- Given exercise: Only the number is wanted: how many lines contain the string "chevron"?

(Records)
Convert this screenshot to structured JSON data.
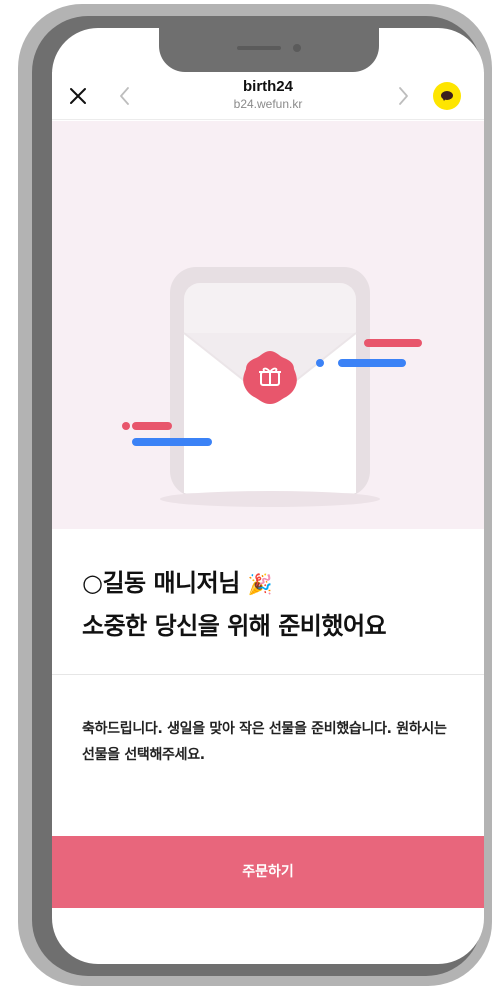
{
  "browser": {
    "site_title": "birth24",
    "site_url": "b24.wefun.kr"
  },
  "icons": {
    "close": "close-icon",
    "back": "chevron-left-icon",
    "forward": "chevron-right-icon",
    "kakao": "kakaotalk-icon",
    "party": "party-popper-icon",
    "gift": "gift-icon"
  },
  "content": {
    "headline_line1": "○길동 매니저님",
    "party_emoji": "🎉",
    "headline_line2": "소중한 당신을 위해 준비했어요",
    "message": "축하드립니다. 생일을 맞아 작은 선물을 준비했습니다. 원하시는 선물을 선택해주세요."
  },
  "actions": {
    "order_label": "주문하기"
  },
  "colors": {
    "accent": "#e8667c",
    "hero_bg": "#f8eff4",
    "kakao_yellow": "#fee500",
    "blue_line": "#3b82f6",
    "red_line": "#e8566c"
  }
}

- Completed task: 2